■ STATED EXERCISE
Output each entry verbatim and exclude every picture from it.

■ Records
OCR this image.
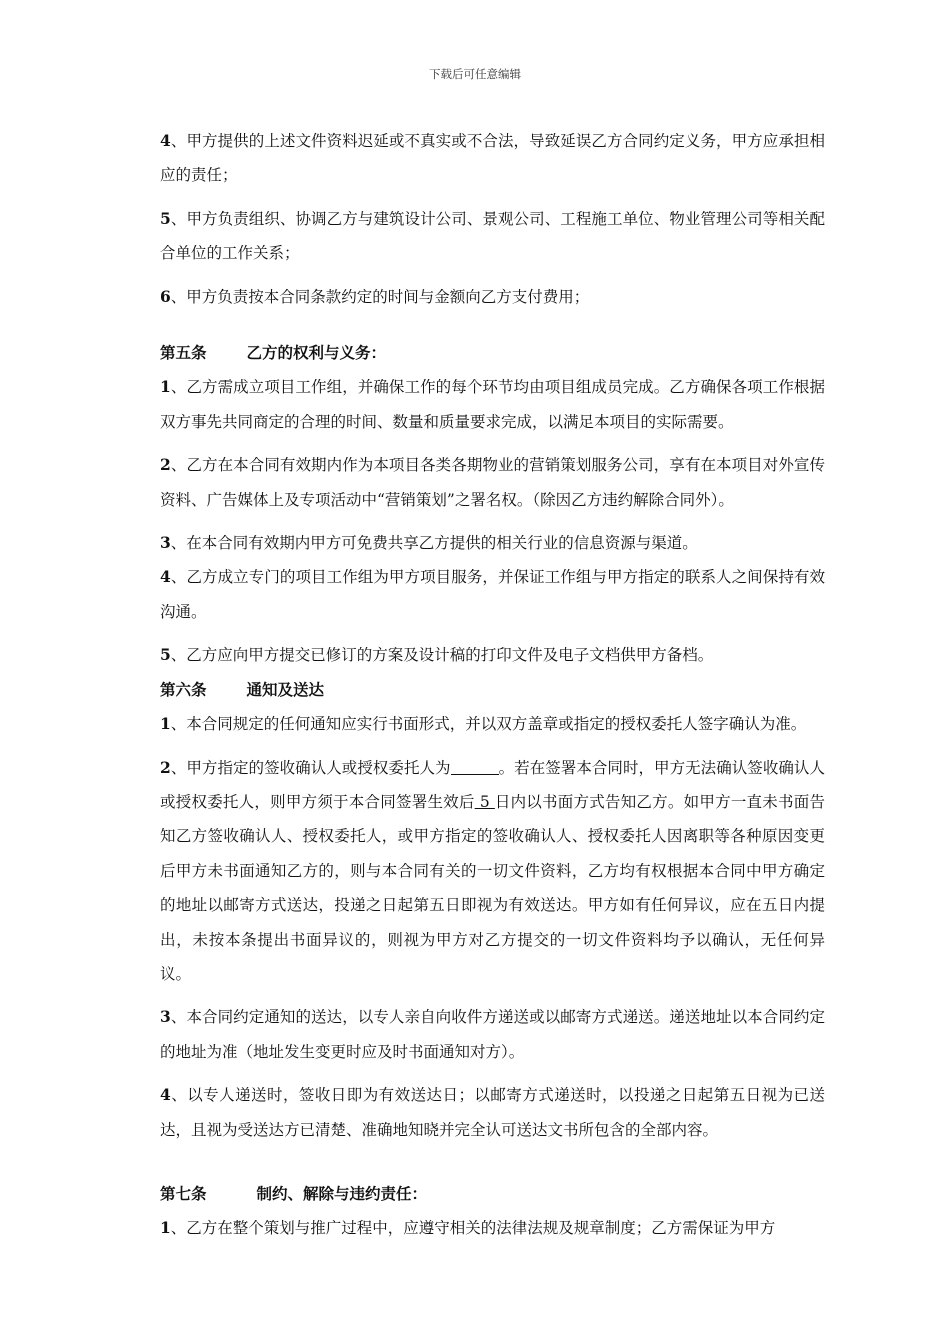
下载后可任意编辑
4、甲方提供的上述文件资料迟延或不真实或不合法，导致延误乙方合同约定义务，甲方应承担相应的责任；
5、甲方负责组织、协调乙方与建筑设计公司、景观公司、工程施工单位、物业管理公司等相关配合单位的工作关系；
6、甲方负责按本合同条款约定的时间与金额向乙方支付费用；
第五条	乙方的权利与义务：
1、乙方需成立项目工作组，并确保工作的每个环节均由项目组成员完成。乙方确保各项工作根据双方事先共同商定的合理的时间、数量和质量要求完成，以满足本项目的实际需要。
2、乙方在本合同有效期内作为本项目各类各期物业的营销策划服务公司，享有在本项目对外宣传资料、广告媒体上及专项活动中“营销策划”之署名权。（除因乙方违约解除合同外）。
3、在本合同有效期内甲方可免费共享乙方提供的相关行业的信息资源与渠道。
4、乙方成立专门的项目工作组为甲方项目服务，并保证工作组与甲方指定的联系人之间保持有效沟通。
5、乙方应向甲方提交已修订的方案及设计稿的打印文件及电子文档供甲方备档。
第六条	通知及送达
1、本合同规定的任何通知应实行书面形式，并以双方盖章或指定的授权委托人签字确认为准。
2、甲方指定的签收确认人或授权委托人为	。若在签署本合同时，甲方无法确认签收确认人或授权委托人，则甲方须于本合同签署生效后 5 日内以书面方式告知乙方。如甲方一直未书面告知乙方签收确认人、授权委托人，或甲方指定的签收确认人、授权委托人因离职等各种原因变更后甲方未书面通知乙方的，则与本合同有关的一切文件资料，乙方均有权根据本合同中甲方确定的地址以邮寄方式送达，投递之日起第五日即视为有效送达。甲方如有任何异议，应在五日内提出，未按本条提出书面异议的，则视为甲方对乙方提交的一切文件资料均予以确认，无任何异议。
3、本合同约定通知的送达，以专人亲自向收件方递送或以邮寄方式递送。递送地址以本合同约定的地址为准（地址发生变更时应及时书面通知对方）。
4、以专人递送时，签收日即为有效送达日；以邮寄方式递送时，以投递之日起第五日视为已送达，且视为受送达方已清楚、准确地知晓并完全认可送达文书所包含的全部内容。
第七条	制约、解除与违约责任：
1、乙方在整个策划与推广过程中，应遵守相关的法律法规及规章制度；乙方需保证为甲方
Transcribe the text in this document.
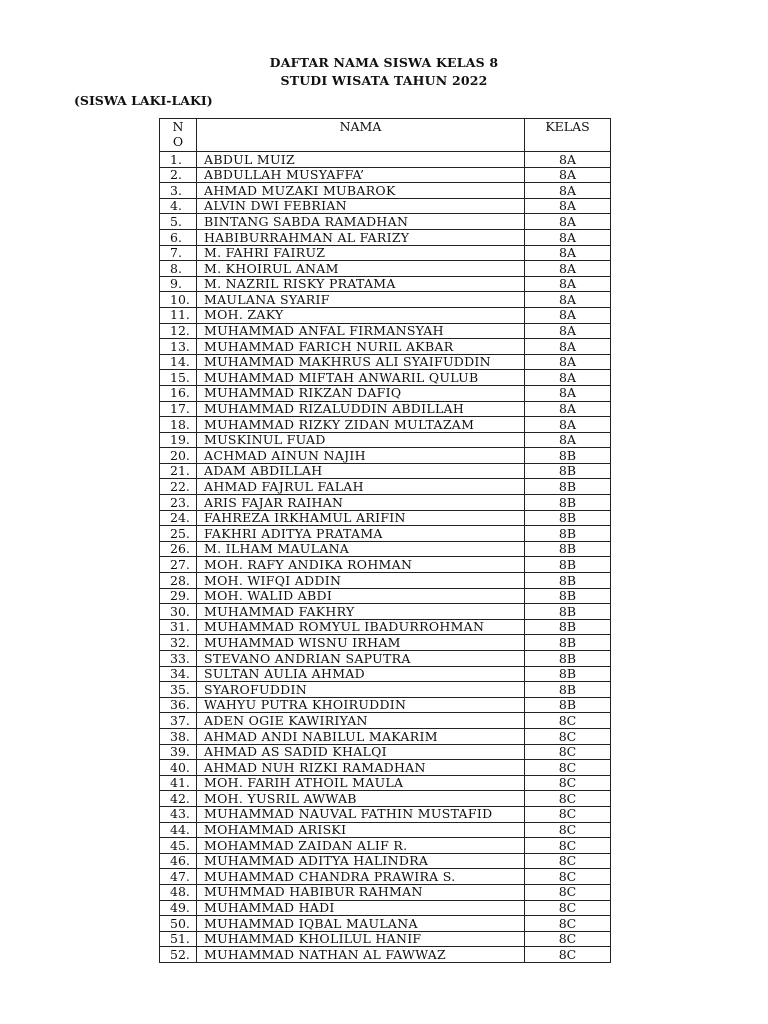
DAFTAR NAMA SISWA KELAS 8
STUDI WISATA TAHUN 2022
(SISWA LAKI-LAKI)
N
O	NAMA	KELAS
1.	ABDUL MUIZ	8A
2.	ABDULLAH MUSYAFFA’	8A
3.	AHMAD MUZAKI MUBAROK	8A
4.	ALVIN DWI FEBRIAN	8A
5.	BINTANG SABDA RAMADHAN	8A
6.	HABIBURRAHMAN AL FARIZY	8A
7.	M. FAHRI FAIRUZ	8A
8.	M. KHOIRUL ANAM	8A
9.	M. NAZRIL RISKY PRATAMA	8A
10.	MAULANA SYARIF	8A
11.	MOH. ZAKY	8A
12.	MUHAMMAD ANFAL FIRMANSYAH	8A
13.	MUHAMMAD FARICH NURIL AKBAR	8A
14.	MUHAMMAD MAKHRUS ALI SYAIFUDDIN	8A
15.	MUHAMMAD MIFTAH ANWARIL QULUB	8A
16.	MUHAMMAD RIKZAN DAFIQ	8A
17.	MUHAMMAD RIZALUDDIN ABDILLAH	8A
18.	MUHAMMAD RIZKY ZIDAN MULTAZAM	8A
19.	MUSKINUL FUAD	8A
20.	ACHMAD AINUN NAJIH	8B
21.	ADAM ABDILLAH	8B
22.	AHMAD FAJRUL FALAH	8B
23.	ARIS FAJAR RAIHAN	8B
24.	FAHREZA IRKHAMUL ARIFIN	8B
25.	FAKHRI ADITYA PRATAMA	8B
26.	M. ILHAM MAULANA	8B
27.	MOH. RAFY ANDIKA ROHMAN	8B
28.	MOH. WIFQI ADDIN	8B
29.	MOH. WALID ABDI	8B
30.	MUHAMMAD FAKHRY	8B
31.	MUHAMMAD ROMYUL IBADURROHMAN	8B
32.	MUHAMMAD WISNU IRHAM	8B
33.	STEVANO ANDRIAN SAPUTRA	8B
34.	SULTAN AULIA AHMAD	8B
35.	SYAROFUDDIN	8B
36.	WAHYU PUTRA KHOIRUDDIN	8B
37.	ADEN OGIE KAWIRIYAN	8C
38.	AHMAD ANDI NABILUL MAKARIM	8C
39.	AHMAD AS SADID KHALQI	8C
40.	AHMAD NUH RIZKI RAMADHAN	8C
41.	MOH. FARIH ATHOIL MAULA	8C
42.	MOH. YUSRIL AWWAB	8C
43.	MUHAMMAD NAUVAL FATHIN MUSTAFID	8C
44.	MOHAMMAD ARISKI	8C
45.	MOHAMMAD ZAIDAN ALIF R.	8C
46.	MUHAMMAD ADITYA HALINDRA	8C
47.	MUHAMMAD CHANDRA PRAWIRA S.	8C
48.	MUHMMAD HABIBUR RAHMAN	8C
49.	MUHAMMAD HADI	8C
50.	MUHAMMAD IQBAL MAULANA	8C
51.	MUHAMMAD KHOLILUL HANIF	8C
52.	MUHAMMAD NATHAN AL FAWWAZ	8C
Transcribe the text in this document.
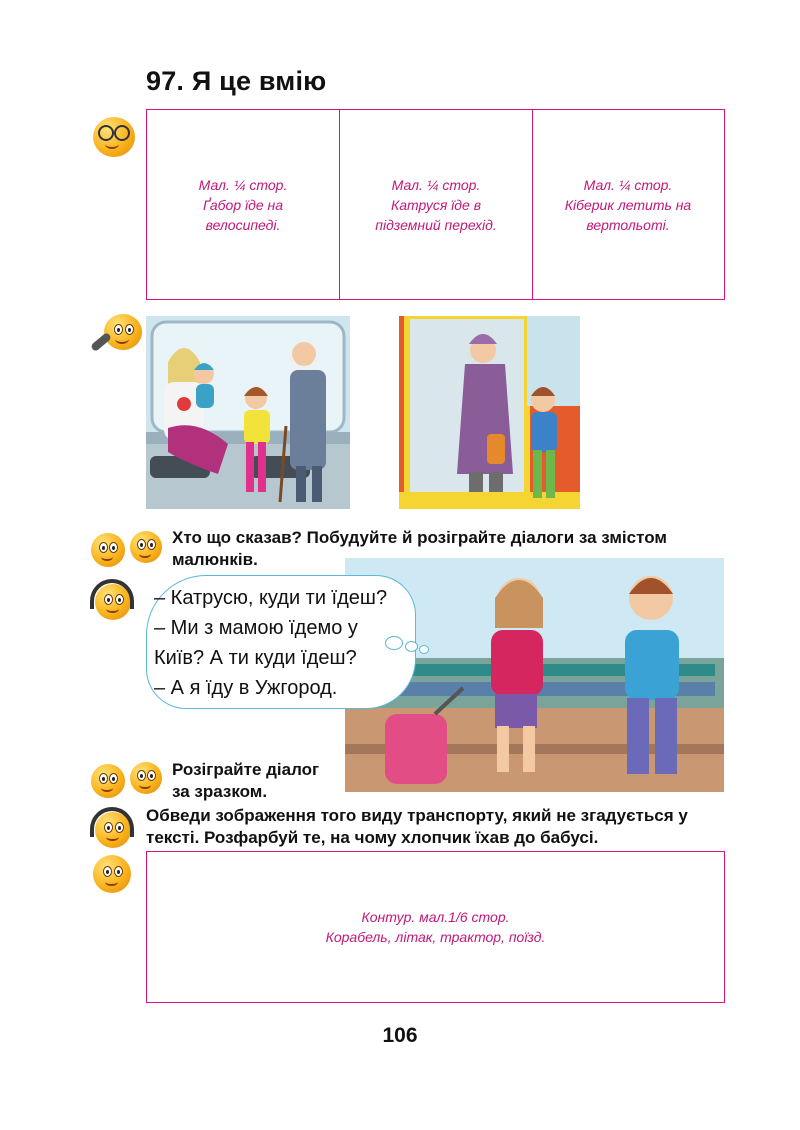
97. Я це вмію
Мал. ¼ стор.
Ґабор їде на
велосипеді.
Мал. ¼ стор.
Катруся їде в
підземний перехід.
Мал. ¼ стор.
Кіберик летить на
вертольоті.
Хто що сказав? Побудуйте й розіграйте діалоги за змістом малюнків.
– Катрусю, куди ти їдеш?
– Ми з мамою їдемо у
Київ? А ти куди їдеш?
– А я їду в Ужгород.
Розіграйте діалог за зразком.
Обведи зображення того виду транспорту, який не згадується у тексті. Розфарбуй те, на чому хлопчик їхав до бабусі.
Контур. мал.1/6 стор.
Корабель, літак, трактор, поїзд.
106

■ WRITTEN RESPONSE
OCR this image.
下载后可任意编辑
4、甲方提供的上述文件资料迟延或不真实或不合法，导致延误乙方合同约定义务，甲方应承担相应的责任；
5、甲方负责组织、协调乙方与建筑设计公司、景观公司、工程施工单位、物业管理公司等相关配合单位的工作关系；
6、甲方负责按本合同条款约定的时间与金额向乙方支付费用；
第五条	乙方的权利与义务：
1、乙方需成立项目工作组，并确保工作的每个环节均由项目组成员完成。乙方确保各项工作根据双方事先共同商定的合理的时间、数量和质量要求完成，以满足本项目的实际需要。
2、乙方在本合同有效期内作为本项目各类各期物业的营销策划服务公司，享有在本项目对外宣传资料、广告媒体上及专项活动中“营销策划”之署名权。（除因乙方违约解除合同外）。
3、在本合同有效期内甲方可免费共享乙方提供的相关行业的信息资源与渠道。
4、乙方成立专门的项目工作组为甲方项目服务，并保证工作组与甲方指定的联系人之间保持有效沟通。
5、乙方应向甲方提交已修订的方案及设计稿的打印文件及电子文档供甲方备档。
第六条	通知及送达
1、本合同规定的任何通知应实行书面形式，并以双方盖章或指定的授权委托人签字确认为准。
2、甲方指定的签收确认人或授权委托人为	。若在签署本合同时，甲方无法确认签收确认人或授权委托人，则甲方须于本合同签署生效后 5 日内以书面方式告知乙方。如甲方一直未书面告知乙方签收确认人、授权委托人，或甲方指定的签收确认人、授权委托人因离职等各种原因变更后甲方未书面通知乙方的，则与本合同有关的一切文件资料，乙方均有权根据本合同中甲方确定的地址以邮寄方式送达，投递之日起第五日即视为有效送达。甲方如有任何异议，应在五日内提出，未按本条提出书面异议的，则视为甲方对乙方提交的一切文件资料均予以确认，无任何异议。
3、本合同约定通知的送达，以专人亲自向收件方递送或以邮寄方式递送。递送地址以本合同约定的地址为准（地址发生变更时应及时书面通知对方）。
4、以专人递送时，签收日即为有效送达日；以邮寄方式递送时，以投递之日起第五日视为已送达，且视为受送达方已清楚、准确地知晓并完全认可送达文书所包含的全部内容。
第七条	制约、解除与违约责任：
1、乙方在整个策划与推广过程中，应遵守相关的法律法规及规章制度；乙方需保证为甲方
Transcribe the text in this document.
DAFTAR NAMA SISWA KELAS 8
STUDI WISATA TAHUN 2022
(SISWA LAKI-LAKI)
N
O	NAMA	KELAS
1.	ABDUL MUIZ	8A
2.	ABDULLAH MUSYAFFA’	8A
3.	AHMAD MUZAKI MUBAROK	8A
4.	ALVIN DWI FEBRIAN	8A
5.	BINTANG SABDA RAMADHAN	8A
6.	HABIBURRAHMAN AL FARIZY	8A
7.	M. FAHRI FAIRUZ	8A
8.	M. KHOIRUL ANAM	8A
9.	M. NAZRIL RISKY PRATAMA	8A
10.	MAULANA SYARIF	8A
11.	MOH. ZAKY	8A
12.	MUHAMMAD ANFAL FIRMANSYAH	8A
13.	MUHAMMAD FARICH NURIL AKBAR	8A
14.	MUHAMMAD MAKHRUS ALI SYAIFUDDIN	8A
15.	MUHAMMAD MIFTAH ANWARIL QULUB	8A
16.	MUHAMMAD RIKZAN DAFIQ	8A
17.	MUHAMMAD RIZALUDDIN ABDILLAH	8A
18.	MUHAMMAD RIZKY ZIDAN MULTAZAM	8A
19.	MUSKINUL FUAD	8A
20.	ACHMAD AINUN NAJIH	8B
21.	ADAM ABDILLAH	8B
22.	AHMAD FAJRUL FALAH	8B
23.	ARIS FAJAR RAIHAN	8B
24.	FAHREZA IRKHAMUL ARIFIN	8B
25.	FAKHRI ADITYA PRATAMA	8B
26.	M. ILHAM MAULANA	8B
27.	MOH. RAFY ANDIKA ROHMAN	8B
28.	MOH. WIFQI ADDIN	8B
29.	MOH. WALID ABDI	8B
30.	MUHAMMAD FAKHRY	8B
31.	MUHAMMAD ROMYUL IBADURROHMAN	8B
32.	MUHAMMAD WISNU IRHAM	8B
33.	STEVANO ANDRIAN SAPUTRA	8B
34.	SULTAN AULIA AHMAD	8B
35.	SYAROFUDDIN	8B
36.	WAHYU PUTRA KHOIRUDDIN	8B
37.	ADEN OGIE KAWIRIYAN	8C
38.	AHMAD ANDI NABILUL MAKARIM	8C
39.	AHMAD AS SADID KHALQI	8C
40.	AHMAD NUH RIZKI RAMADHAN	8C
41.	MOH. FARIH ATHOIL MAULA	8C
42.	MOH. YUSRIL AWWAB	8C
43.	MUHAMMAD NAUVAL FATHIN MUSTAFID	8C
44.	MOHAMMAD ARISKI	8C
45.	MOHAMMAD ZAIDAN ALIF R.	8C
46.	MUHAMMAD ADITYA HALINDRA	8C
47.	MUHAMMAD CHANDRA PRAWIRA S.	8C
48.	MUHMMAD HABIBUR RAHMAN	8C
49.	MUHAMMAD HADI	8C
50.	MUHAMMAD IQBAL MAULANA	8C
51.	MUHAMMAD KHOLILUL HANIF	8C
52.	MUHAMMAD NATHAN AL FAWWAZ	8C
Transcribe the text in this document.
97. Я це вмію
Мал. ¼ стор.
Ґабор їде на
велосипеді.
Мал. ¼ стор.
Катруся їде в
підземний перехід.
Мал. ¼ стор.
Кіберик летить на
вертольоті.
Хто що сказав? Побудуйте й розіграйте діалоги за змістом малюнків.
– Катрусю, куди ти їдеш?
– Ми з мамою їдемо у
Київ? А ти куди їдеш?
– А я їду в Ужгород.
Розіграйте діалог за зразком.
Обведи зображення того виду транспорту, який не згадується у тексті. Розфарбуй те, на чому хлопчик їхав до бабусі.
Контур. мал.1/6 стор.
Корабель, літак, трактор, поїзд.
106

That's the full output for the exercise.